Start of DATA IN THIS EXERCISE

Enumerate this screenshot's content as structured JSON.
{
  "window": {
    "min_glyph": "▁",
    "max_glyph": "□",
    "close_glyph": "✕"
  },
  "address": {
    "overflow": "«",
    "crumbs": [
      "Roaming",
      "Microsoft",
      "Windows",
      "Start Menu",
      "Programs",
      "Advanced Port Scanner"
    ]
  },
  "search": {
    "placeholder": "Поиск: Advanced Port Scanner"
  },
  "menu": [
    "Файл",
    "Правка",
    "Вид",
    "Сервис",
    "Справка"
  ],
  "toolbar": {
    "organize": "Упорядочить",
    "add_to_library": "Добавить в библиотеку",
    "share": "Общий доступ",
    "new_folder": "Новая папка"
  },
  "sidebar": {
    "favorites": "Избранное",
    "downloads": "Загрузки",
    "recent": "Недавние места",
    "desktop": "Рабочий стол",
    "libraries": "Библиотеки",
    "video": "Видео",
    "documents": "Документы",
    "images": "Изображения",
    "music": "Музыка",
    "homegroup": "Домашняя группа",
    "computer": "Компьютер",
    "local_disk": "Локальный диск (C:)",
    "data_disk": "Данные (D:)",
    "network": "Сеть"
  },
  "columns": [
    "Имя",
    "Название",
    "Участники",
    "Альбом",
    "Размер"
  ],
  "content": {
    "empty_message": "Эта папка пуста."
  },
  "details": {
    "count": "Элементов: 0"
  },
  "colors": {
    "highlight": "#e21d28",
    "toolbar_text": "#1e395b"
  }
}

End of DATA IN THIS EXERCISE

> EXERCISE DETAILS
Find the word "Port" in the records and pull out each line that has it.

> IN RESPONSE
      "Advanced Port Scanner"
    "placeholder": "Поиск: Advanced Port Scanner"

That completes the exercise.